* [PROBLEM TO WORK ON] Can you write out the items below again with every "device illustration" changed to "breathalyzer illustration" and everything else left as it is, omitting the pictures?

**** DATA TO USE

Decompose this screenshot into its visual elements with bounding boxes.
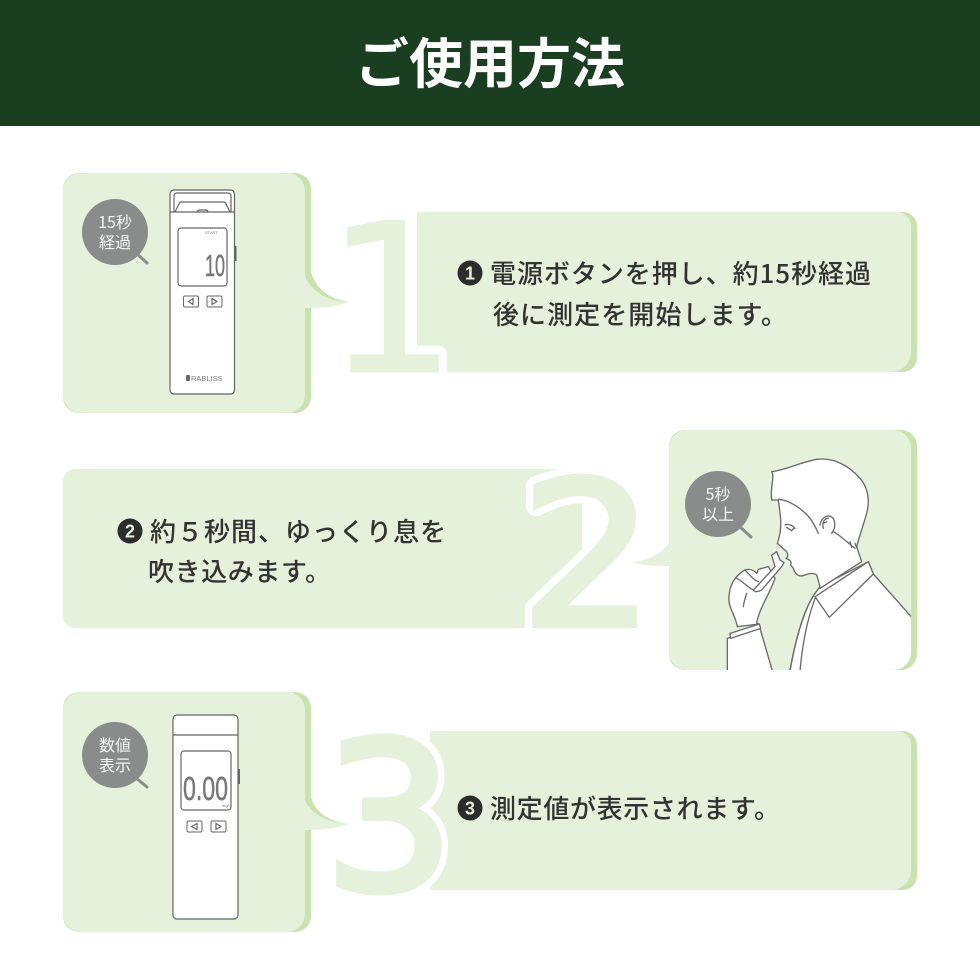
instruction text 1 [458, 254, 871, 332]
numeral 3: 3 [324, 700, 454, 938]
numeral 2: 2 [520, 440, 655, 673]
badge: 15 seconds: 15秒 [98, 209, 132, 233]
numeral 3: 3 [324, 700, 454, 938]
step 3 [63, 692, 917, 938]
badge: value display: 表示 [99, 752, 131, 776]
badge: value display: 数値 [99, 732, 131, 756]
badge: 5 seconds: 5秒 [706, 481, 730, 505]
instruction text 1: 1 [465, 264, 475, 284]
instruction text 3: 3 [465, 798, 475, 818]
panel: step 2 text [63, 469, 582, 628]
panel: step 1 image [63, 173, 349, 413]
panel: step 2 image [632, 430, 917, 670]
device illustration: 10 [205, 248, 225, 283]
panel: step 1 text [417, 212, 917, 372]
title: ご使用方法 [355, 35, 625, 95]
numeral 2: 2 [520, 440, 655, 673]
instruction text 2: 2 [125, 522, 135, 542]
instruction text 1: 後に測定を開始します。 [493, 295, 787, 332]
title band [0, 0, 980, 126]
panel: step 3 image [63, 692, 349, 932]
badge: 15 seconds [82, 199, 148, 265]
panel: step 3 text [430, 731, 917, 890]
illustration: man blowing into device [727, 459, 920, 680]
badge: 15 seconds: 経過 [99, 229, 131, 253]
device illustration: 0.00 [183, 770, 228, 807]
badge: 5 seconds [685, 471, 751, 537]
numeral 1: 1 [325, 180, 457, 422]
numeral 1: 1 [325, 180, 457, 422]
badge: 5 seconds: 以上 [702, 501, 734, 525]
instruction text 3: 測定値が表示されます。 [490, 789, 780, 826]
step 2 [63, 430, 920, 680]
device illustration: mg/l [222, 803, 230, 808]
instruction text 1: 電源ボタンを押し、約15秒経過 [490, 254, 871, 291]
step 1 [63, 173, 917, 422]
badge: value display [82, 722, 148, 788]
device illustration [173, 715, 240, 919]
device illustration [170, 190, 236, 394]
instruction text 2 [118, 512, 446, 589]
instruction text 2: 約５秒間、ゆっくり息を [150, 512, 446, 549]
device illustration: START [205, 230, 218, 235]
device illustration: RABLISS [191, 374, 223, 383]
instruction text 2: 吹き込みます。 [148, 552, 331, 589]
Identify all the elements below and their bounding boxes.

********

* [FULL ANSWER]
Decompose this screenshot into its visual elements with bounding boxes.
instruction text 1 [458, 254, 871, 332]
numeral 3: 3 [324, 700, 454, 938]
numeral 2: 2 [520, 440, 655, 673]
badge: 15 seconds: 15秒 [98, 209, 132, 233]
numeral 3: 3 [324, 700, 454, 938]
step 3 [63, 692, 917, 938]
badge: value display: 表示 [99, 752, 131, 776]
badge: value display: 数値 [99, 732, 131, 756]
badge: 5 seconds: 5秒 [706, 481, 730, 505]
instruction text 1: 1 [465, 264, 475, 284]
instruction text 3: 3 [465, 798, 475, 818]
panel: step 2 text [63, 469, 582, 628]
panel: step 1 image [63, 173, 349, 413]
panel: step 2 image [632, 430, 917, 670]
breathalyzer illustration: 10 [205, 248, 225, 283]
panel: step 1 text [417, 212, 917, 372]
title: ご使用方法 [355, 35, 625, 95]
numeral 2: 2 [520, 440, 655, 673]
instruction text 2: 2 [125, 522, 135, 542]
instruction text 1: 後に測定を開始します。 [493, 295, 787, 332]
title band [0, 0, 980, 126]
panel: step 3 image [63, 692, 349, 932]
badge: 15 seconds [82, 199, 148, 265]
panel: step 3 text [430, 731, 917, 890]
illustration: man blowing into device [727, 459, 920, 680]
badge: 15 seconds: 経過 [99, 229, 131, 253]
breathalyzer illustration: 0.00 [183, 770, 228, 807]
badge: 5 seconds [685, 471, 751, 537]
numeral 1: 1 [325, 180, 457, 422]
numeral 1: 1 [325, 180, 457, 422]
badge: 5 seconds: 以上 [702, 501, 734, 525]
instruction text 3: 測定値が表示されます。 [490, 789, 780, 826]
step 2 [63, 430, 920, 680]
breathalyzer illustration: mg/l [222, 803, 230, 808]
instruction text 1: 電源ボタンを押し、約15秒経過 [490, 254, 871, 291]
step 1 [63, 173, 917, 422]
badge: value display [82, 722, 148, 788]
breathalyzer illustration [173, 715, 240, 919]
breathalyzer illustration [170, 190, 236, 394]
instruction text 2 [118, 512, 446, 589]
instruction text 2: 約５秒間、ゆっくり息を [150, 512, 446, 549]
breathalyzer illustration: START [205, 230, 218, 235]
breathalyzer illustration: RABLISS [191, 374, 223, 383]
instruction text 2: 吹き込みます。 [148, 552, 331, 589]
Identify all the elements below and their bounding boxes.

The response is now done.